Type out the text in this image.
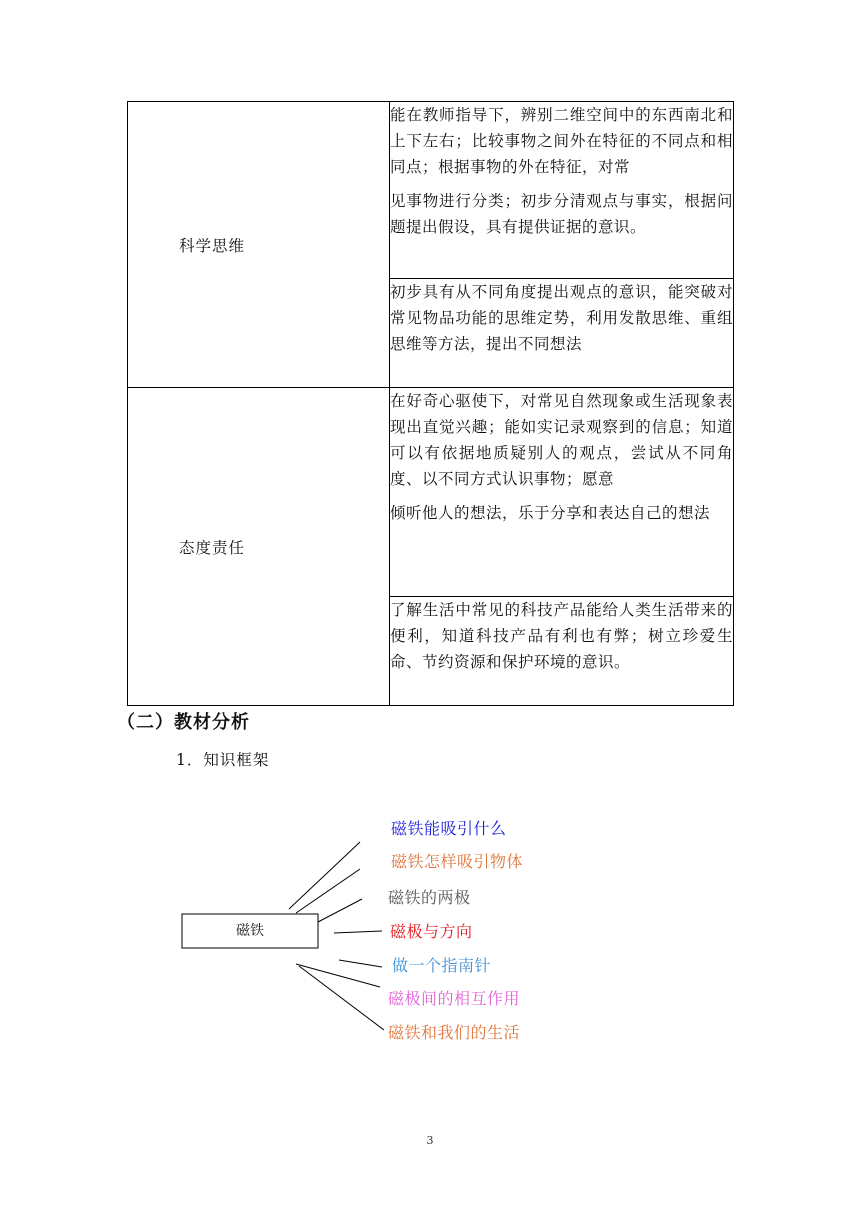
科学思维	能在教师指导下，辨别二维空间中的东西南北和上下左右；比较事物之间外在特征的不同点和相同点；根据事物的外在特征，对常

见事物进行分类；初步分清观点与事实，根据问题提出假设，具有提供证据的意识。

	初步具有从不同角度提出观点的意识，能突破对常见物品功能的思维定势，利用发散思维、重组思维等方法，提出不同想法

态度责任	在好奇心驱使下，对常见自然现象或生活现象表现出直觉兴趣；能如实记录观察到的信息；知道可以有依据地质疑别人的观点，尝试从不同角度、以不同方式认识事物；愿意

倾听他人的想法，乐于分享和表达自己的想法

	了解生活中常见的科技产品能给人类生活带来的便利，知道科技产品有利也有弊；树立珍爱生命、节约资源和保护环境的意识。

（二）教材分析
1．知识框架
磁铁
磁铁能吸引什么
磁铁怎样吸引物体
磁铁的两极
磁极与方向
做一个指南针
磁极间的相互作用
磁铁和我们的生活
3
════════════════
Given request: Transcribe all entries above exactly. Drop the pictures.

The answer:
Type out the text in this image.
科学思维	能在教师指导下，辨别二维空间中的东西南北和上下左右；比较事物之间外在特征的不同点和相同点；根据事物的外在特征，对常

见事物进行分类；初步分清观点与事实，根据问题提出假设，具有提供证据的意识。

	初步具有从不同角度提出观点的意识，能突破对常见物品功能的思维定势，利用发散思维、重组思维等方法，提出不同想法

态度责任	在好奇心驱使下，对常见自然现象或生活现象表现出直觉兴趣；能如实记录观察到的信息；知道可以有依据地质疑别人的观点，尝试从不同角度、以不同方式认识事物；愿意

倾听他人的想法，乐于分享和表达自己的想法

	了解生活中常见的科技产品能给人类生活带来的便利，知道科技产品有利也有弊；树立珍爱生命、节约资源和保护环境的意识。

（二）教材分析
1．知识框架
磁铁
磁铁能吸引什么
磁铁怎样吸引物体
磁铁的两极
磁极与方向
做一个指南针
磁极间的相互作用
磁铁和我们的生活
3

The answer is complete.